== Provided information ==

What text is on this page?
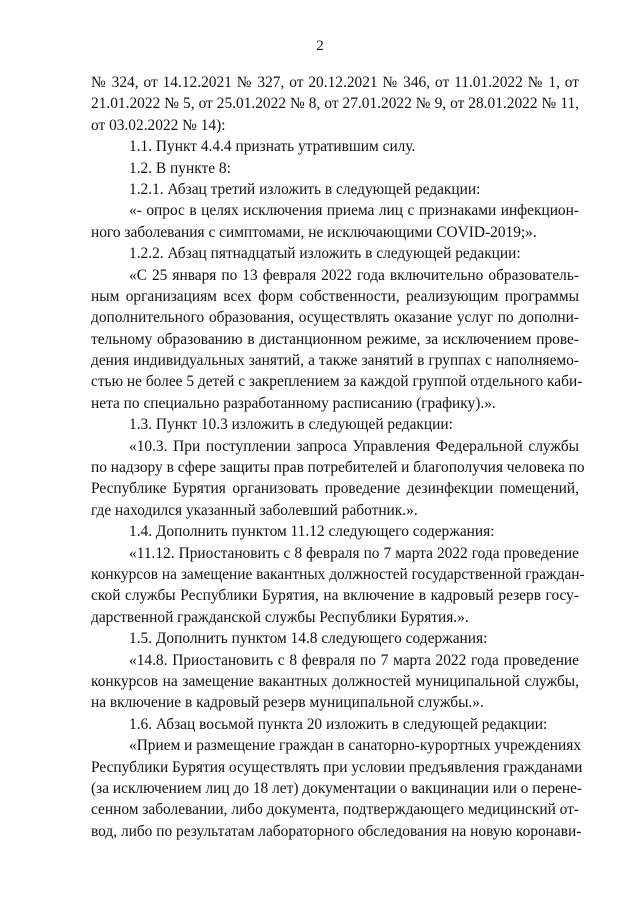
2
№ 324, от 14.12.2021 № 327, от 20.12.2021 № 346, от 11.01.2022 № 1, от
21.01.2022 № 5, от 25.01.2022 № 8, от 27.01.2022 № 9, от 28.01.2022 № 11,
от 03.02.2022 № 14):
1.1. Пункт 4.4.4 признать утратившим силу.
1.2. В пункте 8:
1.2.1. Абзац третий изложить в следующей редакции:
«- опрос в целях исключения приема лиц с признаками инфекцион-
ного заболевания с симптомами, не исключающими COVID-2019;».
1.2.2. Абзац пятнадцатый изложить в следующей редакции:
«С 25 января по 13 февраля 2022 года включительно образователь-
ным организациям всех форм собственности, реализующим программы
дополнительного образования, осуществлять оказание услуг по дополни-
тельному образованию в дистанционном режиме, за исключением прове-
дения индивидуальных занятий, а также занятий в группах с наполняемо-
стью не более 5 детей с закреплением за каждой группой отдельного каби-
нета по специально разработанному расписанию (графику).».
1.3. Пункт 10.3 изложить в следующей редакции:
«10.3. При поступлении запроса Управления Федеральной службы
по надзору в сфере защиты прав потребителей и благополучия человека по
Республике Бурятия организовать проведение дезинфекции помещений,
где находился указанный заболевший работник.».
1.4. Дополнить пунктом 11.12 следующего содержания:
«11.12. Приостановить с 8 февраля по 7 марта 2022 года проведение
конкурсов на замещение вакантных должностей государственной граждан-
ской службы Республики Бурятия, на включение в кадровый резерв госу-
дарственной гражданской службы Республики Бурятия.».
1.5. Дополнить пунктом 14.8 следующего содержания:
«14.8. Приостановить с 8 февраля по 7 марта 2022 года проведение
конкурсов на замещение вакантных должностей муниципальной службы,
на включение в кадровый резерв муниципальной службы.».
1.6. Абзац восьмой пункта 20 изложить в следующей редакции:
«Прием и размещение граждан в санаторно-курортных учреждениях
Республики Бурятия осуществлять при условии предъявления гражданами
(за исключением лиц до 18 лет) документации о вакцинации или о перене-
сенном заболевании, либо документа, подтверждающего медицинский от-
вод, либо по результатам лабораторного обследования на новую коронави-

===

## Prompt
Copy out every line from the records that has the word "осуществлять".

## Result below
дополнительного образования, осуществлять оказание услуг по дополни-
Республики Бурятия осуществлять при условии предъявления гражданами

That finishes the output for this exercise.